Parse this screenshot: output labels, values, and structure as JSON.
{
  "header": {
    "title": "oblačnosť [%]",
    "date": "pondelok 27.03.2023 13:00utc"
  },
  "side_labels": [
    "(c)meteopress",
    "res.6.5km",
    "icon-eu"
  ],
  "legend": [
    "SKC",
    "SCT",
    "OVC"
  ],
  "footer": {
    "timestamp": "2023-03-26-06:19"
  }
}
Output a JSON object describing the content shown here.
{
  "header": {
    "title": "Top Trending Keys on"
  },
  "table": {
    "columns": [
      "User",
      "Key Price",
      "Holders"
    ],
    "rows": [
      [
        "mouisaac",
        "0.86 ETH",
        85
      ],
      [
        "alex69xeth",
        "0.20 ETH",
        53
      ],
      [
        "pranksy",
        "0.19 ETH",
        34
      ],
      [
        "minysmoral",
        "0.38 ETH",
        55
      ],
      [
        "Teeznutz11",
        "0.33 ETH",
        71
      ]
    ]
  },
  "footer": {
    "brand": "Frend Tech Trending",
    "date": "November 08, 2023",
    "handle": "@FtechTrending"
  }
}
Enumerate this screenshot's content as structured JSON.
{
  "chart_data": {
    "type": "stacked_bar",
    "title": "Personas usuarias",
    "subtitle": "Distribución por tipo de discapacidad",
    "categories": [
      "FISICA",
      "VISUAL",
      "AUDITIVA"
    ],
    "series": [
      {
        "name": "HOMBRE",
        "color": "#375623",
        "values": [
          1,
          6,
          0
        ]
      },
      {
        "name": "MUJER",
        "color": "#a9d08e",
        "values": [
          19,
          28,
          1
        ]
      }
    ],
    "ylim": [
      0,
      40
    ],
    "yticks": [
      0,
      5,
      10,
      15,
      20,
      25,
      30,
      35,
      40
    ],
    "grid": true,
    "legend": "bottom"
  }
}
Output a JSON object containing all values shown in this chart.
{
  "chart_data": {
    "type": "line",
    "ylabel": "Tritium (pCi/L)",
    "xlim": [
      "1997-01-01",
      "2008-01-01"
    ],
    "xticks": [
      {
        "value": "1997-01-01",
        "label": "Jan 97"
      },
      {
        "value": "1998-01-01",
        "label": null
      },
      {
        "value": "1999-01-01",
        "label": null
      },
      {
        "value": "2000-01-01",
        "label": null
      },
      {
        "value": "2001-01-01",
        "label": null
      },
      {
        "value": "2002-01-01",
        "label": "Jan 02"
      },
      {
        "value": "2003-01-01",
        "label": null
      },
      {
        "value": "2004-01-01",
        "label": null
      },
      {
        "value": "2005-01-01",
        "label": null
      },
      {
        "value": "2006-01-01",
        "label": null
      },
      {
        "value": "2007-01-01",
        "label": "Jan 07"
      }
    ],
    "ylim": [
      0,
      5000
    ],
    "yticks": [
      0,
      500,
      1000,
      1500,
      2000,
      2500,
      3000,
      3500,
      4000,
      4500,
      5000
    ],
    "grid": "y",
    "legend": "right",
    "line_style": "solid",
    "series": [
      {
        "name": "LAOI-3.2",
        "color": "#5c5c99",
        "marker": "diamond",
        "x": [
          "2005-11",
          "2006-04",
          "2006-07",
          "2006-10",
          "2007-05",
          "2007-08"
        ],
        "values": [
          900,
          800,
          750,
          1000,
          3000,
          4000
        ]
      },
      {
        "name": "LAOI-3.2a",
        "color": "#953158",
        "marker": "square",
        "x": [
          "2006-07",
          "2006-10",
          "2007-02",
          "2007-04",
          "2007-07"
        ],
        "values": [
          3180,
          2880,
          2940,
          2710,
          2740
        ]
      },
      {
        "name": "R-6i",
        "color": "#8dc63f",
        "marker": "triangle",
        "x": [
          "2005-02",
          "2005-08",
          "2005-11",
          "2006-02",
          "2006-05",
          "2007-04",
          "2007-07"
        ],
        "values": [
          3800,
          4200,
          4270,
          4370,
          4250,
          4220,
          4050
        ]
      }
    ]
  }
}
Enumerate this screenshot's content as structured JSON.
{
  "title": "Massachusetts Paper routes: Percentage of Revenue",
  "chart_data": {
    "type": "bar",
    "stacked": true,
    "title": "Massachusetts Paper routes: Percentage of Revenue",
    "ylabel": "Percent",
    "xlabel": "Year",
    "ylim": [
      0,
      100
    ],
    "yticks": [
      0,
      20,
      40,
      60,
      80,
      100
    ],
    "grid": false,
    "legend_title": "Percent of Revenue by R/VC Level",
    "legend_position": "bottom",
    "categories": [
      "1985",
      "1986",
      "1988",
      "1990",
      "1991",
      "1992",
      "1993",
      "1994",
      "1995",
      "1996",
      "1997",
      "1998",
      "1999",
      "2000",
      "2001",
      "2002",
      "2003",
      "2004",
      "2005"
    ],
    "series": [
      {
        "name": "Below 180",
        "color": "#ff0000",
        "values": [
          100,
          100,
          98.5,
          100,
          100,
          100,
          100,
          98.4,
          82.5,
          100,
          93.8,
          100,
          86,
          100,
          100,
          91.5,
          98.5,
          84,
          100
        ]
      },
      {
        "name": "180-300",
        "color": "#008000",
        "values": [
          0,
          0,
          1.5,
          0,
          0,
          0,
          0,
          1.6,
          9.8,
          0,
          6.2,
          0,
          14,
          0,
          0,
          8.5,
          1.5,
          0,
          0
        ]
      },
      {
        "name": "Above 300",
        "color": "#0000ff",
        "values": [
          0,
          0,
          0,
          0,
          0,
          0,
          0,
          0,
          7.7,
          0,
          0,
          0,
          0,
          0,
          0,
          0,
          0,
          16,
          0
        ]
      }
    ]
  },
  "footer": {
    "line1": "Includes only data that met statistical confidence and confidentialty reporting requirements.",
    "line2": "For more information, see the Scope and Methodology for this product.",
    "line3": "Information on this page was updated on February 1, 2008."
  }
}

::::

▶ [Exercise]: Every entry must be quoted exactly as it appears above.

▶ [Output of the task]:
Parse this screenshot: output labels, values, and structure as JSON.
{
  "header": {
    "title": "oblačnosť [%]",
    "date": "pondelok 27.03.2023 13:00utc"
  },
  "side_labels": [
    "(c)meteopress",
    "res.6.5km",
    "icon-eu"
  ],
  "legend": [
    "SKC",
    "SCT",
    "OVC"
  ],
  "footer": {
    "timestamp": "2023-03-26-06:19"
  }
}
Output a JSON object describing the content shown here.
{
  "header": {
    "title": "Top Trending Keys on"
  },
  "table": {
    "columns": [
      "User",
      "Key Price",
      "Holders"
    ],
    "rows": [
      [
        "mouisaac",
        "0.86 ETH",
        85
      ],
      [
        "alex69xeth",
        "0.20 ETH",
        53
      ],
      [
        "pranksy",
        "0.19 ETH",
        34
      ],
      [
        "minysmoral",
        "0.38 ETH",
        55
      ],
      [
        "Teeznutz11",
        "0.33 ETH",
        71
      ]
    ]
  },
  "footer": {
    "brand": "Frend Tech Trending",
    "date": "November 08, 2023",
    "handle": "@FtechTrending"
  }
}
Enumerate this screenshot's content as structured JSON.
{
  "chart_data": {
    "type": "stacked_bar",
    "title": "Personas usuarias",
    "subtitle": "Distribución por tipo de discapacidad",
    "categories": [
      "FISICA",
      "VISUAL",
      "AUDITIVA"
    ],
    "series": [
      {
        "name": "HOMBRE",
        "color": "#375623",
        "values": [
          1,
          6,
          0
        ]
      },
      {
        "name": "MUJER",
        "color": "#a9d08e",
        "values": [
          19,
          28,
          1
        ]
      }
    ],
    "ylim": [
      0,
      40
    ],
    "yticks": [
      0,
      5,
      10,
      15,
      20,
      25,
      30,
      35,
      40
    ],
    "grid": true,
    "legend": "bottom"
  }
}
Output a JSON object containing all values shown in this chart.
{
  "chart_data": {
    "type": "line",
    "ylabel": "Tritium (pCi/L)",
    "xlim": [
      "1997-01-01",
      "2008-01-01"
    ],
    "xticks": [
      {
        "value": "1997-01-01",
        "label": "Jan 97"
      },
      {
        "value": "1998-01-01",
        "label": null
      },
      {
        "value": "1999-01-01",
        "label": null
      },
      {
        "value": "2000-01-01",
        "label": null
      },
      {
        "value": "2001-01-01",
        "label": null
      },
      {
        "value": "2002-01-01",
        "label": "Jan 02"
      },
      {
        "value": "2003-01-01",
        "label": null
      },
      {
        "value": "2004-01-01",
        "label": null
      },
      {
        "value": "2005-01-01",
        "label": null
      },
      {
        "value": "2006-01-01",
        "label": null
      },
      {
        "value": "2007-01-01",
        "label": "Jan 07"
      }
    ],
    "ylim": [
      0,
      5000
    ],
    "yticks": [
      0,
      500,
      1000,
      1500,
      2000,
      2500,
      3000,
      3500,
      4000,
      4500,
      5000
    ],
    "grid": "y",
    "legend": "right",
    "line_style": "solid",
    "series": [
      {
        "name": "LAOI-3.2",
        "color": "#5c5c99",
        "marker": "diamond",
        "x": [
          "2005-11",
          "2006-04",
          "2006-07",
          "2006-10",
          "2007-05",
          "2007-08"
        ],
        "values": [
          900,
          800,
          750,
          1000,
          3000,
          4000
        ]
      },
      {
        "name": "LAOI-3.2a",
        "color": "#953158",
        "marker": "square",
        "x": [
          "2006-07",
          "2006-10",
          "2007-02",
          "2007-04",
          "2007-07"
        ],
        "values": [
          3180,
          2880,
          2940,
          2710,
          2740
        ]
      },
      {
        "name": "R-6i",
        "color": "#8dc63f",
        "marker": "triangle",
        "x": [
          "2005-02",
          "2005-08",
          "2005-11",
          "2006-02",
          "2006-05",
          "2007-04",
          "2007-07"
        ],
        "values": [
          3800,
          4200,
          4270,
          4370,
          4250,
          4220,
          4050
        ]
      }
    ]
  }
}
Enumerate this screenshot's content as structured JSON.
{
  "title": "Massachusetts Paper routes: Percentage of Revenue",
  "chart_data": {
    "type": "bar",
    "stacked": true,
    "title": "Massachusetts Paper routes: Percentage of Revenue",
    "ylabel": "Percent",
    "xlabel": "Year",
    "ylim": [
      0,
      100
    ],
    "yticks": [
      0,
      20,
      40,
      60,
      80,
      100
    ],
    "grid": false,
    "legend_title": "Percent of Revenue by R/VC Level",
    "legend_position": "bottom",
    "categories": [
      "1985",
      "1986",
      "1988",
      "1990",
      "1991",
      "1992",
      "1993",
      "1994",
      "1995",
      "1996",
      "1997",
      "1998",
      "1999",
      "2000",
      "2001",
      "2002",
      "2003",
      "2004",
      "2005"
    ],
    "series": [
      {
        "name": "Below 180",
        "color": "#ff0000",
        "values": [
          100,
          100,
          98.5,
          100,
          100,
          100,
          100,
          98.4,
          82.5,
          100,
          93.8,
          100,
          86,
          100,
          100,
          91.5,
          98.5,
          84,
          100
        ]
      },
      {
        "name": "180-300",
        "color": "#008000",
        "values": [
          0,
          0,
          1.5,
          0,
          0,
          0,
          0,
          1.6,
          9.8,
          0,
          6.2,
          0,
          14,
          0,
          0,
          8.5,
          1.5,
          0,
          0
        ]
      },
      {
        "name": "Above 300",
        "color": "#0000ff",
        "values": [
          0,
          0,
          0,
          0,
          0,
          0,
          0,
          0,
          7.7,
          0,
          0,
          0,
          0,
          0,
          0,
          0,
          0,
          16,
          0
        ]
      }
    ]
  },
  "footer": {
    "line1": "Includes only data that met statistical confidence and confidentialty reporting requirements.",
    "line2": "For more information, see the Scope and Methodology for this product.",
    "line3": "Information on this page was updated on February 1, 2008."
  }
}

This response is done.